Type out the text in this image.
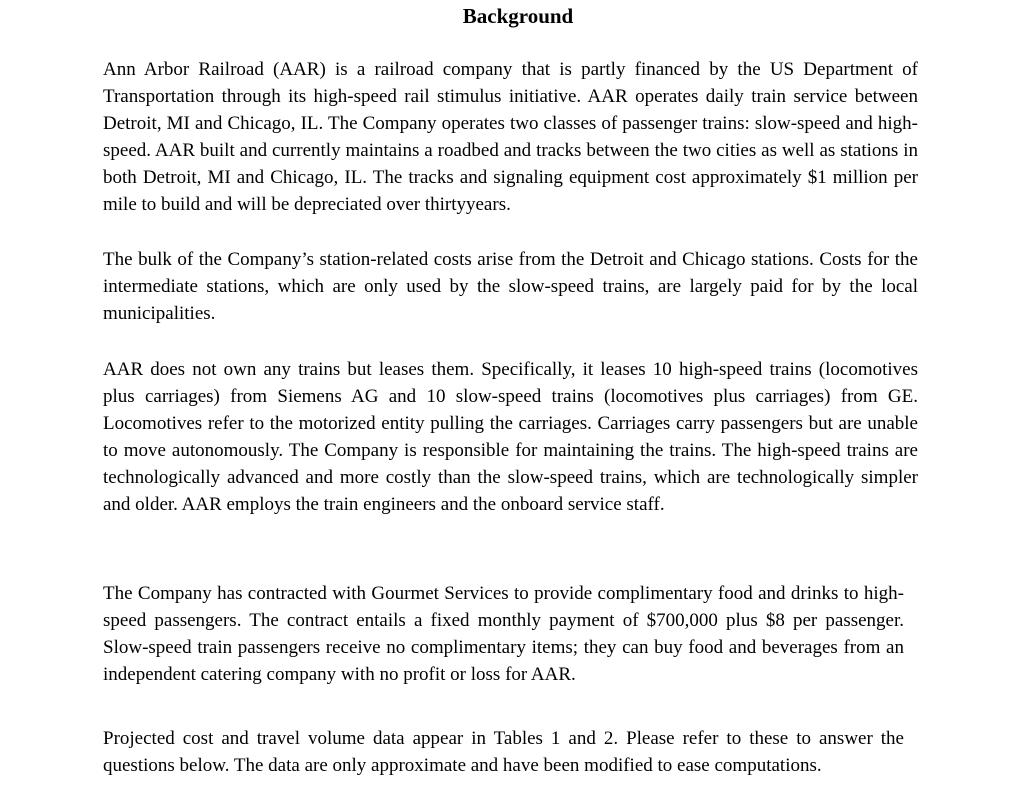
Background

Ann Arbor Railroad (AAR) is a railroad company that is partly financed by the US Department of Transportation through its high-speed rail stimulus initiative. AAR operates daily train service between Detroit, MI and Chicago, IL. The Company operates two classes of passenger trains: slow-speed and high-speed. AAR built and currently maintains a roadbed and tracks between the two cities as well as stations in both Detroit, MI and Chicago, IL. The tracks and signaling equipment cost approximately $1 million per mile to build and will be depreciated over thirtyyears.

The bulk of the Company’s station-related costs arise from the Detroit and Chicago stations. Costs for the intermediate stations, which are only used by the slow-speed trains, are largely paid for by the local municipalities.

AAR does not own any trains but leases them. Specifically, it leases 10 high-speed trains (locomotives plus carriages) from Siemens AG and 10 slow-speed trains (locomotives plus carriages) from GE. Locomotives refer to the motorized entity pulling the carriages. Carriages carry passengers but are unable to move autonomously. The Company is responsible for maintaining the trains. The high-speed trains are technologically advanced and more costly than the slow-speed trains, which are technologically simpler and older. AAR employs the train engineers and the onboard service staff.

The Company has contracted with Gourmet Services to provide complimentary food and drinks to high-speed passengers. The contract entails a fixed monthly payment of $700,000 plus $8 per passenger. Slow-speed train passengers receive no complimentary items; they can buy food and beverages from an independent catering company with no profit or loss for AAR.

Projected cost and travel volume data appear in Tables 1 and 2. Please refer to these to answer the questions below. The data are only approximate and have been modified to ease computations.
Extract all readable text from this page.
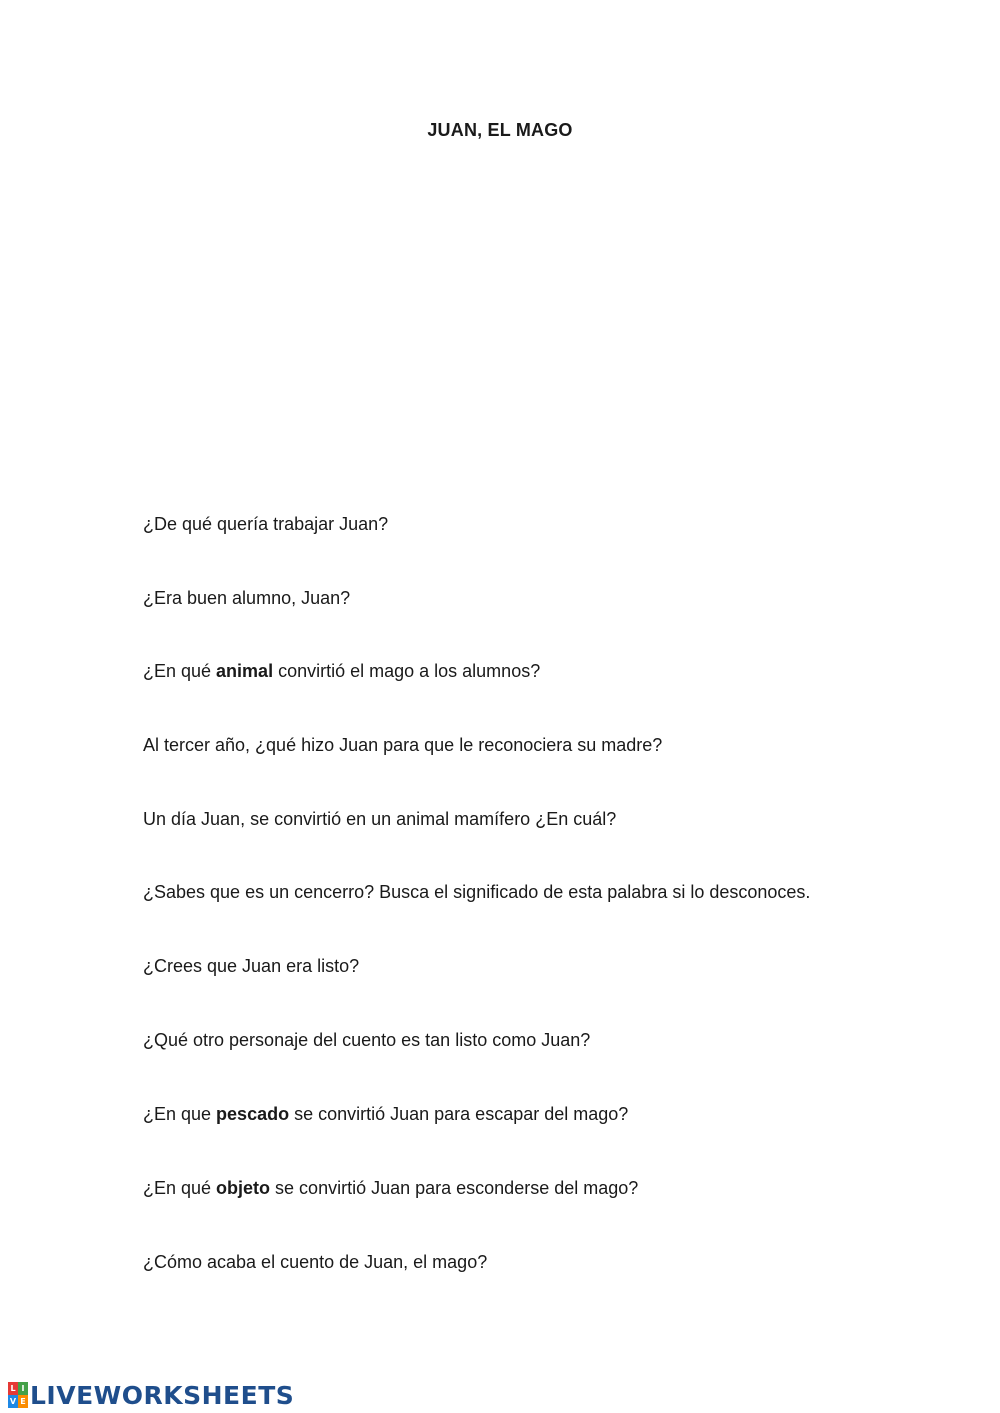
JUAN, EL MAGO
¿De qué quería trabajar Juan?
¿Era buen alumno, Juan?
¿En qué animal convirtió el mago a los alumnos?
Al tercer año, ¿qué hizo Juan para que le reconociera su madre?
Un día Juan, se convirtió en un animal mamífero ¿En cuál?
¿Sabes que es un cencerro? Busca el significado de esta palabra si lo desconoces.
¿Crees que Juan era listo?
¿Qué otro personaje del cuento es tan listo como Juan?
¿En que pescado se convirtió Juan para escapar del mago?
¿En qué objeto se convirtió Juan para esconderse del mago?
¿Cómo acaba el cuento de Juan, el mago?
L I
V E LIVEWORKSHEETS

****

### EXERCISE BRIEF
Return verbatim every line from the line containing "Extract all readable text from this page." to the last line of the entries above, inclusive, and leave out the pictures.

### EXPECTED OUTPUT
Extract all readable text from this page.
JUAN, EL MAGO
¿De qué quería trabajar Juan?
¿Era buen alumno, Juan?
¿En qué animal convirtió el mago a los alumnos?
Al tercer año, ¿qué hizo Juan para que le reconociera su madre?
Un día Juan, se convirtió en un animal mamífero ¿En cuál?
¿Sabes que es un cencerro? Busca el significado de esta palabra si lo desconoces.
¿Crees que Juan era listo?
¿Qué otro personaje del cuento es tan listo como Juan?
¿En que pescado se convirtió Juan para escapar del mago?
¿En qué objeto se convirtió Juan para esconderse del mago?
¿Cómo acaba el cuento de Juan, el mago?
L I
V E LIVEWORKSHEETS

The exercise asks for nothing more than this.